— begin Data section —

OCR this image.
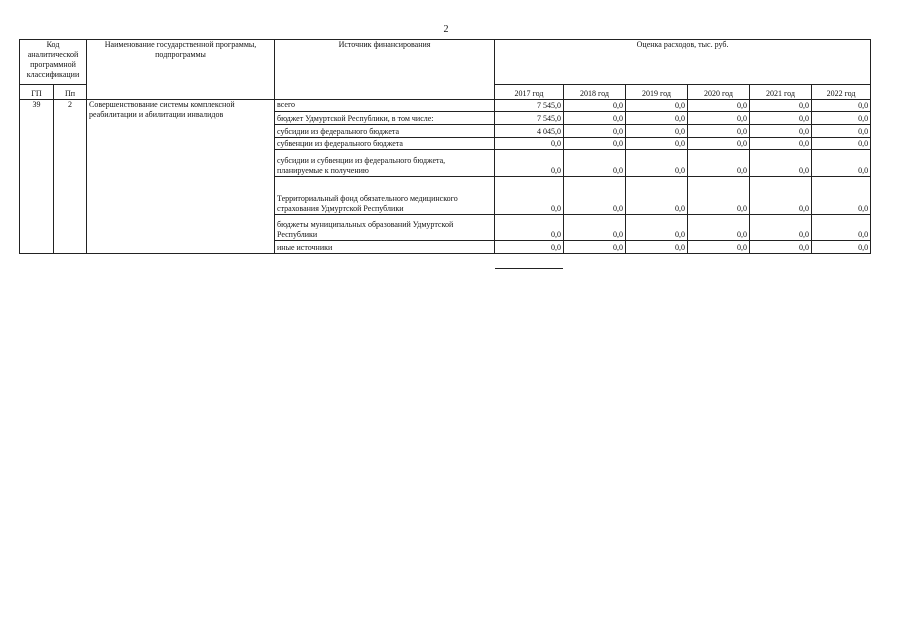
2
Код аналитической программной классификации		Наименование государственной программы, подпрограммы	Источник финансирования	Оценка расходов, тыс. руб.					
ГП	Пп			2017 год	2018 год	2019 год	2020 год	2021 год	2022 год
39	2	Совершенствование системы комплексной реабилитации и абилитации инвалидов	всего	7 545,0	0,0	0,0	0,0	0,0	0,0
			бюджет Удмуртской Республики, в том числе:	7 545,0	0,0	0,0	0,0	0,0	0,0
			субсидии из федерального бюджета	4 045,0	0,0	0,0	0,0	0,0	0,0
			субвенции из федерального бюджета	0,0	0,0	0,0	0,0	0,0	0,0
			субсидии и субвенции из федерального бюджета, планируемые к получению	0,0	0,0	0,0	0,0	0,0	0,0
			Территориальный фонд обязательного медицинского страхования Удмуртской Республики	0,0	0,0	0,0	0,0	0,0	0,0
			бюджеты муниципальных образований Удмуртской Республики	0,0	0,0	0,0	0,0	0,0	0,0
			иные источники	0,0	0,0	0,0	0,0	0,0	0,0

— end Data section —

Stated goal: Without the pictures, write out every entry precisely as it appears.

Expected answer:
OCR this image.
2
Код аналитической программной классификации		Наименование государственной программы, подпрограммы	Источник финансирования	Оценка расходов, тыс. руб.					
ГП	Пп			2017 год	2018 год	2019 год	2020 год	2021 год	2022 год
39	2	Совершенствование системы комплексной реабилитации и абилитации инвалидов	всего	7 545,0	0,0	0,0	0,0	0,0	0,0
			бюджет Удмуртской Республики, в том числе:	7 545,0	0,0	0,0	0,0	0,0	0,0
			субсидии из федерального бюджета	4 045,0	0,0	0,0	0,0	0,0	0,0
			субвенции из федерального бюджета	0,0	0,0	0,0	0,0	0,0	0,0
			субсидии и субвенции из федерального бюджета, планируемые к получению	0,0	0,0	0,0	0,0	0,0	0,0
			Территориальный фонд обязательного медицинского страхования Удмуртской Республики	0,0	0,0	0,0	0,0	0,0	0,0
			бюджеты муниципальных образований Удмуртской Республики	0,0	0,0	0,0	0,0	0,0	0,0
			иные источники	0,0	0,0	0,0	0,0	0,0	0,0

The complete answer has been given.